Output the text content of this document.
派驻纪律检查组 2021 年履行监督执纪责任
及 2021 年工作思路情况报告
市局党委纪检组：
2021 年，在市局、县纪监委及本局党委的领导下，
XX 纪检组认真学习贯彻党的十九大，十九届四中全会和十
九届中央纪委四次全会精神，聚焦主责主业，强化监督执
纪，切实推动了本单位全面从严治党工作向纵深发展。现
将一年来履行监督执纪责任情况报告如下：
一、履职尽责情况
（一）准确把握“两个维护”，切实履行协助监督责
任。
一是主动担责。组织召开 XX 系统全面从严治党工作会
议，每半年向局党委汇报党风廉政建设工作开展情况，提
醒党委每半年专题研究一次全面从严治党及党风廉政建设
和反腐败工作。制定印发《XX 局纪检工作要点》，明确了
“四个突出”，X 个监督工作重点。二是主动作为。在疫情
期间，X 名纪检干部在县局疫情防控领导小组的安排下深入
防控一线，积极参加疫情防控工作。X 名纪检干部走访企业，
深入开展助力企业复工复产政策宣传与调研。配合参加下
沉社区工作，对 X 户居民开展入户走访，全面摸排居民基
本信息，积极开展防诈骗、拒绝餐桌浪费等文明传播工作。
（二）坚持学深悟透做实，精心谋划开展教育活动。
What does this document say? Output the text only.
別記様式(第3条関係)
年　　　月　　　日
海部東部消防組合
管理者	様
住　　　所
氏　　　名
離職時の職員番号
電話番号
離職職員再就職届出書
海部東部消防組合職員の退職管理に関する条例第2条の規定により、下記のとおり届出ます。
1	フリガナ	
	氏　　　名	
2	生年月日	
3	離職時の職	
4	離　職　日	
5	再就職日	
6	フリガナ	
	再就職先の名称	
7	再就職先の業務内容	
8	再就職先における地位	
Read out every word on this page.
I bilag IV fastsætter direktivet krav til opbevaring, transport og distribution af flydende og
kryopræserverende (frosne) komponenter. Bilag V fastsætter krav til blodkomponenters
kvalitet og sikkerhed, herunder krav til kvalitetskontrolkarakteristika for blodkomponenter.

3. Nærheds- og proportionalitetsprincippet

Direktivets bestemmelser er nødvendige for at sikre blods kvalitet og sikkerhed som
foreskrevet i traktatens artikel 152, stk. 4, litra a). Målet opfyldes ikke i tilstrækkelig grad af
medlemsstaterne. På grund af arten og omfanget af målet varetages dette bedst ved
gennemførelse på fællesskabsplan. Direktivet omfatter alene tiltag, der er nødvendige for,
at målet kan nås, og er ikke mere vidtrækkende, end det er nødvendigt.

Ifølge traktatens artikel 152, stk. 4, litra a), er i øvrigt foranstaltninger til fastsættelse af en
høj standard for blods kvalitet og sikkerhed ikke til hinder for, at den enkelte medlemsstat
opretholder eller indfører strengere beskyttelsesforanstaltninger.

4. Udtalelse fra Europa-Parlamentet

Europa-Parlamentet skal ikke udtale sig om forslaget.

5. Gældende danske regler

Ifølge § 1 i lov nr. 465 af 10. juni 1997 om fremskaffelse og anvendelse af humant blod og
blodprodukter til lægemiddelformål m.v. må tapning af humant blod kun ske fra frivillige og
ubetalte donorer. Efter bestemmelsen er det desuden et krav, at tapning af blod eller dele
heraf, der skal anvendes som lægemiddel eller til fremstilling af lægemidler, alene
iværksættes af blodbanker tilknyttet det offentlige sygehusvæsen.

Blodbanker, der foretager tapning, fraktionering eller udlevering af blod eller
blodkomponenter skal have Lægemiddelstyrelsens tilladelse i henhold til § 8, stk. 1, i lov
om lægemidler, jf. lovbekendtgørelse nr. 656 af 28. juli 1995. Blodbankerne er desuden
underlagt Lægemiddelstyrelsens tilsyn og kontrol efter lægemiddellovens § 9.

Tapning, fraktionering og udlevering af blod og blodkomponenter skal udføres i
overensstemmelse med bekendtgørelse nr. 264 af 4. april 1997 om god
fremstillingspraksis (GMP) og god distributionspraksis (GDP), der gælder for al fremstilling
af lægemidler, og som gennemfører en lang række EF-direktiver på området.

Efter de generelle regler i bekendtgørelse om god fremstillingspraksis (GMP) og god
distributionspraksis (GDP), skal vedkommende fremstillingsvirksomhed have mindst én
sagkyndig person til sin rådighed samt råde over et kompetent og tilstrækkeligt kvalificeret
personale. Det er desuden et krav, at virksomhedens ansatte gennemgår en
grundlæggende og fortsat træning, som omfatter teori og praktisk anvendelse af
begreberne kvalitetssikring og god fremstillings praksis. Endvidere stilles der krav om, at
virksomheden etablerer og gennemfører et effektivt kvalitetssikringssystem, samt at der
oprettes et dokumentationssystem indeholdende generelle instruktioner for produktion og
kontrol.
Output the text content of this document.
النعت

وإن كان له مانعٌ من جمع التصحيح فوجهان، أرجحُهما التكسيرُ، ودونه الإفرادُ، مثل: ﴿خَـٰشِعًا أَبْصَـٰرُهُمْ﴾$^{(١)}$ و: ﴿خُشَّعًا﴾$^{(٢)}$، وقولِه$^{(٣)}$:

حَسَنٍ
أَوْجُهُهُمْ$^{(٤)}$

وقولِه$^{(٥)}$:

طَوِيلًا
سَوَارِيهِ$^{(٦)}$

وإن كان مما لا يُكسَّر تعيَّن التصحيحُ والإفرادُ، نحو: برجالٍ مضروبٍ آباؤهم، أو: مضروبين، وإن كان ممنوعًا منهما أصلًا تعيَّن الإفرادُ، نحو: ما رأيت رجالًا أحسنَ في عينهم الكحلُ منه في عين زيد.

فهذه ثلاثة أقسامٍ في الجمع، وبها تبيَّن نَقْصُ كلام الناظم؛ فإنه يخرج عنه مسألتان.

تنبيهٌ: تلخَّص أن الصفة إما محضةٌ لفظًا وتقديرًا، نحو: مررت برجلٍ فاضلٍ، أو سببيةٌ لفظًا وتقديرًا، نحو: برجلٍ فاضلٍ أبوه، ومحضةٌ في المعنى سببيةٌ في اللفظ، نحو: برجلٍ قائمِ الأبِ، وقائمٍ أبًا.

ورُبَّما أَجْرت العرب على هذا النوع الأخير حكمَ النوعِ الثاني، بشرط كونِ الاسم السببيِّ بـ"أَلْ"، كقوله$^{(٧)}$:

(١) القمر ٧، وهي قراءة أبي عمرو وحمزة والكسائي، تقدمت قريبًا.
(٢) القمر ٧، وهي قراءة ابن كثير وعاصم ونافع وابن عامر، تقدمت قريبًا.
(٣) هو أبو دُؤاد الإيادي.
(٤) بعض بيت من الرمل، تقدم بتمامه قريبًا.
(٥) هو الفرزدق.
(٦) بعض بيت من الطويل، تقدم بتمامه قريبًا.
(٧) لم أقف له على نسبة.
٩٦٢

· · · · ·

Repeat every entry exactly, please.

Output the text content of this document.
派驻纪律检查组 2021 年履行监督执纪责任
及 2021 年工作思路情况报告
市局党委纪检组：
2021 年，在市局、县纪监委及本局党委的领导下，
XX 纪检组认真学习贯彻党的十九大，十九届四中全会和十
九届中央纪委四次全会精神，聚焦主责主业，强化监督执
纪，切实推动了本单位全面从严治党工作向纵深发展。现
将一年来履行监督执纪责任情况报告如下：
一、履职尽责情况
（一）准确把握“两个维护”，切实履行协助监督责
任。
一是主动担责。组织召开 XX 系统全面从严治党工作会
议，每半年向局党委汇报党风廉政建设工作开展情况，提
醒党委每半年专题研究一次全面从严治党及党风廉政建设
和反腐败工作。制定印发《XX 局纪检工作要点》，明确了
“四个突出”，X 个监督工作重点。二是主动作为。在疫情
期间，X 名纪检干部在县局疫情防控领导小组的安排下深入
防控一线，积极参加疫情防控工作。X 名纪检干部走访企业，
深入开展助力企业复工复产政策宣传与调研。配合参加下
沉社区工作，对 X 户居民开展入户走访，全面摸排居民基
本信息，积极开展防诈骗、拒绝餐桌浪费等文明传播工作。
（二）坚持学深悟透做实，精心谋划开展教育活动。
What does this document say? Output the text only.
別記様式(第3条関係)
年　　　月　　　日
海部東部消防組合
管理者	様
住　　　所
氏　　　名
離職時の職員番号
電話番号
離職職員再就職届出書
海部東部消防組合職員の退職管理に関する条例第2条の規定により、下記のとおり届出ます。
1	フリガナ	
	氏　　　名	
2	生年月日	
3	離職時の職	
4	離　職　日	
5	再就職日	
6	フリガナ	
	再就職先の名称	
7	再就職先の業務内容	
8	再就職先における地位	
Read out every word on this page.
I bilag IV fastsætter direktivet krav til opbevaring, transport og distribution af flydende og
kryopræserverende (frosne) komponenter. Bilag V fastsætter krav til blodkomponenters
kvalitet og sikkerhed, herunder krav til kvalitetskontrolkarakteristika for blodkomponenter.

3. Nærheds- og proportionalitetsprincippet

Direktivets bestemmelser er nødvendige for at sikre blods kvalitet og sikkerhed som
foreskrevet i traktatens artikel 152, stk. 4, litra a). Målet opfyldes ikke i tilstrækkelig grad af
medlemsstaterne. På grund af arten og omfanget af målet varetages dette bedst ved
gennemførelse på fællesskabsplan. Direktivet omfatter alene tiltag, der er nødvendige for,
at målet kan nås, og er ikke mere vidtrækkende, end det er nødvendigt.

Ifølge traktatens artikel 152, stk. 4, litra a), er i øvrigt foranstaltninger til fastsættelse af en
høj standard for blods kvalitet og sikkerhed ikke til hinder for, at den enkelte medlemsstat
opretholder eller indfører strengere beskyttelsesforanstaltninger.

4. Udtalelse fra Europa-Parlamentet

Europa-Parlamentet skal ikke udtale sig om forslaget.

5. Gældende danske regler

Ifølge § 1 i lov nr. 465 af 10. juni 1997 om fremskaffelse og anvendelse af humant blod og
blodprodukter til lægemiddelformål m.v. må tapning af humant blod kun ske fra frivillige og
ubetalte donorer. Efter bestemmelsen er det desuden et krav, at tapning af blod eller dele
heraf, der skal anvendes som lægemiddel eller til fremstilling af lægemidler, alene
iværksættes af blodbanker tilknyttet det offentlige sygehusvæsen.

Blodbanker, der foretager tapning, fraktionering eller udlevering af blod eller
blodkomponenter skal have Lægemiddelstyrelsens tilladelse i henhold til § 8, stk. 1, i lov
om lægemidler, jf. lovbekendtgørelse nr. 656 af 28. juli 1995. Blodbankerne er desuden
underlagt Lægemiddelstyrelsens tilsyn og kontrol efter lægemiddellovens § 9.

Tapning, fraktionering og udlevering af blod og blodkomponenter skal udføres i
overensstemmelse med bekendtgørelse nr. 264 af 4. april 1997 om god
fremstillingspraksis (GMP) og god distributionspraksis (GDP), der gælder for al fremstilling
af lægemidler, og som gennemfører en lang række EF-direktiver på området.

Efter de generelle regler i bekendtgørelse om god fremstillingspraksis (GMP) og god
distributionspraksis (GDP), skal vedkommende fremstillingsvirksomhed have mindst én
sagkyndig person til sin rådighed samt råde over et kompetent og tilstrækkeligt kvalificeret
personale. Det er desuden et krav, at virksomhedens ansatte gennemgår en
grundlæggende og fortsat træning, som omfatter teori og praktisk anvendelse af
begreberne kvalitetssikring og god fremstillings praksis. Endvidere stilles der krav om, at
virksomheden etablerer og gennemfører et effektivt kvalitetssikringssystem, samt at der
oprettes et dokumentationssystem indeholdende generelle instruktioner for produktion og
kontrol.
Output the text content of this document.
النعت

وإن كان له مانعٌ من جمع التصحيح فوجهان، أرجحُهما التكسيرُ، ودونه الإفرادُ، مثل: ﴿خَـٰشِعًا أَبْصَـٰرُهُمْ﴾$^{(١)}$ و: ﴿خُشَّعًا﴾$^{(٢)}$، وقولِه$^{(٣)}$:

حَسَنٍ
أَوْجُهُهُمْ$^{(٤)}$

وقولِه$^{(٥)}$:

طَوِيلًا
سَوَارِيهِ$^{(٦)}$

وإن كان مما لا يُكسَّر تعيَّن التصحيحُ والإفرادُ، نحو: برجالٍ مضروبٍ آباؤهم، أو: مضروبين، وإن كان ممنوعًا منهما أصلًا تعيَّن الإفرادُ، نحو: ما رأيت رجالًا أحسنَ في عينهم الكحلُ منه في عين زيد.

فهذه ثلاثة أقسامٍ في الجمع، وبها تبيَّن نَقْصُ كلام الناظم؛ فإنه يخرج عنه مسألتان.

تنبيهٌ: تلخَّص أن الصفة إما محضةٌ لفظًا وتقديرًا، نحو: مررت برجلٍ فاضلٍ، أو سببيةٌ لفظًا وتقديرًا، نحو: برجلٍ فاضلٍ أبوه، ومحضةٌ في المعنى سببيةٌ في اللفظ، نحو: برجلٍ قائمِ الأبِ، وقائمٍ أبًا.

ورُبَّما أَجْرت العرب على هذا النوع الأخير حكمَ النوعِ الثاني، بشرط كونِ الاسم السببيِّ بـ"أَلْ"، كقوله$^{(٧)}$:

(١) القمر ٧، وهي قراءة أبي عمرو وحمزة والكسائي، تقدمت قريبًا.
(٢) القمر ٧، وهي قراءة ابن كثير وعاصم ونافع وابن عامر، تقدمت قريبًا.
(٣) هو أبو دُؤاد الإيادي.
(٤) بعض بيت من الرمل، تقدم بتمامه قريبًا.
(٥) هو الفرزدق.
(٦) بعض بيت من الطويل، تقدم بتمامه قريبًا.
(٧) لم أقف له على نسبة.
٩٦٢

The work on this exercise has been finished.